### WHAT THE TASK REQUIRES:
Reproduce every one of the lines below word for word, keeping each line and its order unchanged.

### ENTRIES SHOWN:
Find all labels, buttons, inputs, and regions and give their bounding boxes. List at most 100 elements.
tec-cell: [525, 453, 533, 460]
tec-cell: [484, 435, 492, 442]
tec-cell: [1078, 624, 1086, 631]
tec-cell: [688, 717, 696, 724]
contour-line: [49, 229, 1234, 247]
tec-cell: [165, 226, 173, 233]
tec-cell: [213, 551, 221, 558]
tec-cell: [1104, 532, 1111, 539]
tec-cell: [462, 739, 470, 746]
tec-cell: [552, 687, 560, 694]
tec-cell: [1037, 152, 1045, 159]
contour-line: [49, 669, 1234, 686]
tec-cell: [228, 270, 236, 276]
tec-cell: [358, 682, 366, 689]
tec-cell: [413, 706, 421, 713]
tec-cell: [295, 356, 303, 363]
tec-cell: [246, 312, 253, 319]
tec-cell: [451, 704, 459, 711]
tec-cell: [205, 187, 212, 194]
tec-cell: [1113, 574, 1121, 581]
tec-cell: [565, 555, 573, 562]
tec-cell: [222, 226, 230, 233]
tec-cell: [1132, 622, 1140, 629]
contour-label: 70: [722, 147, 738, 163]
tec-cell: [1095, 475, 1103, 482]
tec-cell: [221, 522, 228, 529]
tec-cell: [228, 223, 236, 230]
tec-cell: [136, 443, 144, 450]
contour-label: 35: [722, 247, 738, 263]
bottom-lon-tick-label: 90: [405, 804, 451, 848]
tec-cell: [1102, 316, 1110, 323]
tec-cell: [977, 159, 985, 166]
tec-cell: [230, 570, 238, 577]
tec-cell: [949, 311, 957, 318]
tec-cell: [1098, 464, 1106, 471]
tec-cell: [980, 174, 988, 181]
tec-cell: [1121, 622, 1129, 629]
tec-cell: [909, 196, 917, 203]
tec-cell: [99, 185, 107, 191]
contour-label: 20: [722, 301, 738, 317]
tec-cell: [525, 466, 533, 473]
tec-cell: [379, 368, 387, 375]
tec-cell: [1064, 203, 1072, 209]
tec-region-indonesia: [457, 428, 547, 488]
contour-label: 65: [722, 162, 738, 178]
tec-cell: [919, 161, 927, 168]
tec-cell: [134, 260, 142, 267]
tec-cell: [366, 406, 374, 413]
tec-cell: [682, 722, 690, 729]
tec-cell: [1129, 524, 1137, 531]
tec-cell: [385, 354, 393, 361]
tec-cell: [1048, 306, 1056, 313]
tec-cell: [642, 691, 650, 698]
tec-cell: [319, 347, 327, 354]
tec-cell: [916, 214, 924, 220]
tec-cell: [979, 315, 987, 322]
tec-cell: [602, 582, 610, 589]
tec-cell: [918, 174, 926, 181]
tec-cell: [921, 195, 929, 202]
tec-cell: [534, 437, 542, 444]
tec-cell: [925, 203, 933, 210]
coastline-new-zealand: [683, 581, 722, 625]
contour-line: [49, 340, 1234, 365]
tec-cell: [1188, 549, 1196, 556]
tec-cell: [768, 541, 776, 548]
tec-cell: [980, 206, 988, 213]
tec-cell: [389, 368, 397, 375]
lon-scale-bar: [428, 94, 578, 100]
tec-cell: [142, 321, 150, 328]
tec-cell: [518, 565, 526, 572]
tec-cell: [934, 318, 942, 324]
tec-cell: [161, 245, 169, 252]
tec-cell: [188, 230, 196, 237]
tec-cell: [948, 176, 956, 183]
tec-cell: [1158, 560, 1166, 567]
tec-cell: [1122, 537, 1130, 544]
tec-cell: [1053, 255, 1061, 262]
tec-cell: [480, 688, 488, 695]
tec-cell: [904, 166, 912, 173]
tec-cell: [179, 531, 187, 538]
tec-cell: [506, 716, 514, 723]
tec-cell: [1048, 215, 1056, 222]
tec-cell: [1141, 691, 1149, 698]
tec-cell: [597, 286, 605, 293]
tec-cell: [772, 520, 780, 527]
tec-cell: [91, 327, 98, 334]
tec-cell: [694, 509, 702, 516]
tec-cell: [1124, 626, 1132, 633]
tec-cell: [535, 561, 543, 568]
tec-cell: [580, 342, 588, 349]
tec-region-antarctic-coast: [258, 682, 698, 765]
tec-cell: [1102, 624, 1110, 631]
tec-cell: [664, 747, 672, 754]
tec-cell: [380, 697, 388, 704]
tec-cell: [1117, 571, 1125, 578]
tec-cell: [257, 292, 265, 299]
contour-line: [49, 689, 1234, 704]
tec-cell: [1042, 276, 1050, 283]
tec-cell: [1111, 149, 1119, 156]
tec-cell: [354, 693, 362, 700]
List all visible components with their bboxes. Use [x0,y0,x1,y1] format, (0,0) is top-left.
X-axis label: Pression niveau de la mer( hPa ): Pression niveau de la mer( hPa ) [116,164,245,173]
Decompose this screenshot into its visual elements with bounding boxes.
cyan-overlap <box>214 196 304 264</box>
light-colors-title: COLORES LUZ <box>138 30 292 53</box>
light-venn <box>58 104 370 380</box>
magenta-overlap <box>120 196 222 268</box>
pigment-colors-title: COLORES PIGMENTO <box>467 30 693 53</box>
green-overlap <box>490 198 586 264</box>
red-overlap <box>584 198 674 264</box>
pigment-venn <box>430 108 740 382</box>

### TASK RESULT:
Find all labels, buttons, inputs, and regions and give their bounding boxes. List at most 100 elements.
tec-cell: [525, 453, 533, 460]
tec-cell: [484, 435, 492, 442]
tec-cell: [1078, 624, 1086, 631]
tec-cell: [688, 717, 696, 724]
contour-line: [49, 229, 1234, 247]
tec-cell: [165, 226, 173, 233]
tec-cell: [213, 551, 221, 558]
tec-cell: [1104, 532, 1111, 539]
tec-cell: [462, 739, 470, 746]
tec-cell: [552, 687, 560, 694]
tec-cell: [1037, 152, 1045, 159]
contour-line: [49, 669, 1234, 686]
tec-cell: [228, 270, 236, 276]
tec-cell: [358, 682, 366, 689]
tec-cell: [413, 706, 421, 713]
tec-cell: [295, 356, 303, 363]
tec-cell: [246, 312, 253, 319]
tec-cell: [451, 704, 459, 711]
tec-cell: [205, 187, 212, 194]
tec-cell: [1113, 574, 1121, 581]
tec-cell: [565, 555, 573, 562]
tec-cell: [222, 226, 230, 233]
tec-cell: [1132, 622, 1140, 629]
contour-label: 70: [722, 147, 738, 163]
tec-cell: [1095, 475, 1103, 482]
tec-cell: [221, 522, 228, 529]
tec-cell: [228, 223, 236, 230]
tec-cell: [136, 443, 144, 450]
contour-label: 35: [722, 247, 738, 263]
bottom-lon-tick-label: 90: [405, 804, 451, 848]
tec-cell: [1102, 316, 1110, 323]
tec-cell: [977, 159, 985, 166]
tec-cell: [230, 570, 238, 577]
tec-cell: [949, 311, 957, 318]
tec-cell: [1098, 464, 1106, 471]
tec-cell: [980, 174, 988, 181]
tec-cell: [1121, 622, 1129, 629]
tec-cell: [909, 196, 917, 203]
tec-cell: [99, 185, 107, 191]
contour-label: 20: [722, 301, 738, 317]
tec-cell: [525, 466, 533, 473]
tec-cell: [379, 368, 387, 375]
tec-cell: [1064, 203, 1072, 209]
tec-region-indonesia: [457, 428, 547, 488]
contour-label: 65: [722, 162, 738, 178]
tec-cell: [919, 161, 927, 168]
tec-cell: [134, 260, 142, 267]
tec-cell: [366, 406, 374, 413]
tec-cell: [682, 722, 690, 729]
tec-cell: [1129, 524, 1137, 531]
tec-cell: [385, 354, 393, 361]
tec-cell: [1048, 306, 1056, 313]
tec-cell: [642, 691, 650, 698]
tec-cell: [319, 347, 327, 354]
tec-cell: [916, 214, 924, 220]
tec-cell: [979, 315, 987, 322]
tec-cell: [602, 582, 610, 589]
tec-cell: [918, 174, 926, 181]
tec-cell: [921, 195, 929, 202]
tec-cell: [534, 437, 542, 444]
tec-cell: [925, 203, 933, 210]
coastline-new-zealand: [683, 581, 722, 625]
contour-line: [49, 340, 1234, 365]
tec-cell: [1188, 549, 1196, 556]
tec-cell: [768, 541, 776, 548]
tec-cell: [980, 206, 988, 213]
tec-cell: [389, 368, 397, 375]
lon-scale-bar: [428, 94, 578, 100]
tec-cell: [142, 321, 150, 328]
tec-cell: [518, 565, 526, 572]
tec-cell: [934, 318, 942, 324]
tec-cell: [161, 245, 169, 252]
tec-cell: [188, 230, 196, 237]
tec-cell: [948, 176, 956, 183]
tec-cell: [1158, 560, 1166, 567]
tec-cell: [1122, 537, 1130, 544]
tec-cell: [1053, 255, 1061, 262]
tec-cell: [480, 688, 488, 695]
tec-cell: [904, 166, 912, 173]
tec-cell: [179, 531, 187, 538]
tec-cell: [506, 716, 514, 723]
tec-cell: [1048, 215, 1056, 222]
tec-cell: [1141, 691, 1149, 698]
tec-cell: [597, 286, 605, 293]
tec-cell: [772, 520, 780, 527]
tec-cell: [91, 327, 98, 334]
tec-cell: [694, 509, 702, 516]
tec-cell: [1124, 626, 1132, 633]
tec-cell: [535, 561, 543, 568]
tec-cell: [580, 342, 588, 349]
tec-region-antarctic-coast: [258, 682, 698, 765]
tec-cell: [1102, 624, 1110, 631]
tec-cell: [664, 747, 672, 754]
tec-cell: [380, 697, 388, 704]
tec-cell: [1117, 571, 1125, 578]
tec-cell: [257, 292, 265, 299]
contour-line: [49, 689, 1234, 704]
tec-cell: [1042, 276, 1050, 283]
tec-cell: [1111, 149, 1119, 156]
tec-cell: [354, 693, 362, 700]
List all visible components with their bboxes. Use [x0,y0,x1,y1] format, (0,0) is top-left.
X-axis label: Pression niveau de la mer( hPa ): Pression niveau de la mer( hPa ) [116,164,245,173]
Decompose this screenshot into its visual elements with bounding boxes.
cyan-overlap <box>214 196 304 264</box>
light-colors-title: COLORES LUZ <box>138 30 292 53</box>
light-venn <box>58 104 370 380</box>
magenta-overlap <box>120 196 222 268</box>
pigment-colors-title: COLORES PIGMENTO <box>467 30 693 53</box>
green-overlap <box>490 198 586 264</box>
red-overlap <box>584 198 674 264</box>
pigment-venn <box>430 108 740 382</box>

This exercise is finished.